TEXT SECTION section start

The move to increase the NLW to £11.44 in April next year, rising from its current level of £10.42 has been accompanied by the news that 21 and 22-year-olds will receive the NLW from April, bringing almost 3m more people into the wage bracket.
Loungers founder-chairman Alex Reilley said: “Lots of Tory MPs back-slapping about their inflation-busting national living wage increase. However, a reminder that it’s business that pays for this (NOT the Govt) and that the increase drives more money into the Treasury’s coffers through increased income tax, employees NI and employers’ NI receipts.
“Don’t get me wrong this is great news for millions of people (it’s more than the 2m the Govt suggests as this has a knock-on effect in the labour market). But, without targeted tax cuts [in the Autumn Statement today], this will force countess small hospitality businesses over the edge.”
Mitigate higher costs
Reilley continued: “It also only serves to pour petrol onto the embers of the inflation fire as prices will have to be increased to mitigate higher labour costs.”
Meanwhile, Vaulkhard Group director Ollie Vaulkhard argued: “[The Government] inflicts a 10% wage increase on us, but won’t give the same to their doctors, nurses, train drivers, police, etc because the treasury can’t afford it... can we?”
UKHospitality chief executive Kate Nicholls said: “This is a significant increase in the national living wage, rising 10% and 28p more than originally forecast. Such a rise will have significant knock-on impacts on costs as businesses struggle to maintain appropriate wage differentials across all of their staff, including at more experienced levels.”
Action needed to drive costs down
She continued: “If businesses are expected to deliver these wage levels, there must be action to drive down costs in other areas. The first priority on that list needs to be extending business rates relief and freezing the multiplier at the Autumn Statement.
“Without action on business rates, many businesses will not even make it to April to deliver these wage increases and jobs will be lost. That scenario benefits no one.
“In the longer term, stronger consideration needs to be given to a lower rate of VAT for hospitality to create a more sustainable tax burden for a sector that employs 3.5m people and delivers £93bn to the economy.”
Inception group founder-director Charlie Gilkes added: “[On Monday], [the Government was giving] self congratulations for denying public sector workers comparatively modest pay rises to avoid inflation then pushing huge wage increases to the private sector – better be some rabbits up the sleeve [today].”

TEXT SECTION section end
DATA SECTION section start

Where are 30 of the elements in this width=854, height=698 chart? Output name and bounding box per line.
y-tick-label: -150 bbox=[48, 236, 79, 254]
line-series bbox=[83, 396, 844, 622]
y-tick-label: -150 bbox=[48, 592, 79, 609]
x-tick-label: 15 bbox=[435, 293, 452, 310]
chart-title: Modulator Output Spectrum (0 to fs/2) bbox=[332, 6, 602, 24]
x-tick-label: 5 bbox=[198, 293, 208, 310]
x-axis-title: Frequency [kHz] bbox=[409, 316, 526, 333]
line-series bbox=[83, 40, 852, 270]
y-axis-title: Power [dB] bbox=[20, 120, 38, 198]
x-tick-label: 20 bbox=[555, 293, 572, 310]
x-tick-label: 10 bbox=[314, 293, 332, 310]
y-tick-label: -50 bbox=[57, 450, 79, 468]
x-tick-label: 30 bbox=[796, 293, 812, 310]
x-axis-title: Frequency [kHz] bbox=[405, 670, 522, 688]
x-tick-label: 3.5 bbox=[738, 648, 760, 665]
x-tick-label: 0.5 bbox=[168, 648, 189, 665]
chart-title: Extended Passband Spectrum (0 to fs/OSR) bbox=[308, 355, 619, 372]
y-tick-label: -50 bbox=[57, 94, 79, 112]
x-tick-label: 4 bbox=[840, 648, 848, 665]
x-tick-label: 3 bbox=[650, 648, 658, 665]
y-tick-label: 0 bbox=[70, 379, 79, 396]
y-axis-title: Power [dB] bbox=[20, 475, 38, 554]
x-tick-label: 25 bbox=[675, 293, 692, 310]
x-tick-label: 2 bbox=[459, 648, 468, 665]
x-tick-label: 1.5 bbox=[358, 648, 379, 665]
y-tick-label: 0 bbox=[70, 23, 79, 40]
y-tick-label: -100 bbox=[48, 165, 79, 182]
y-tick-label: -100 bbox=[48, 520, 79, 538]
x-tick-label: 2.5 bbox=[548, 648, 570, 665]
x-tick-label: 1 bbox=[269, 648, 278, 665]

DATA SECTION section end

- **PROBLEM 1**
Return the part of the living wage article from "The move to" to "the wage bracket.", copied word for word.
- **PROBLEM 2**
Answer these from the living wage article:
(a) What level will the NLW rise to in April?
(b) Which age groups will start receiving the NLW from April?
(c) How many people does Kate Nicholls say the hospitality sector employs?
- **PROBLEM 3**
In the living wage article, why does Alex Reilley say the increase will feed inflation? Answer in one to three sentences.

- **YOUR SOLUTION 1**
The move to increase the NLW to £11.44 in April next year, rising from its current level of £10.42 has been accompanied by the news that 21 and 22-year-olds will receive the NLW from April, bringing almost 3m more people into the wage bracket.

- **YOUR SOLUTION 2**
(a) £11.44
(b) 21 and 22-year-olds
(c) 3.5m

- **YOUR SOLUTION 3**
Reilley says businesses will have to raise their prices to offset the higher labor costs. In his words, that will "pour petrol onto the embers of the inflation fire."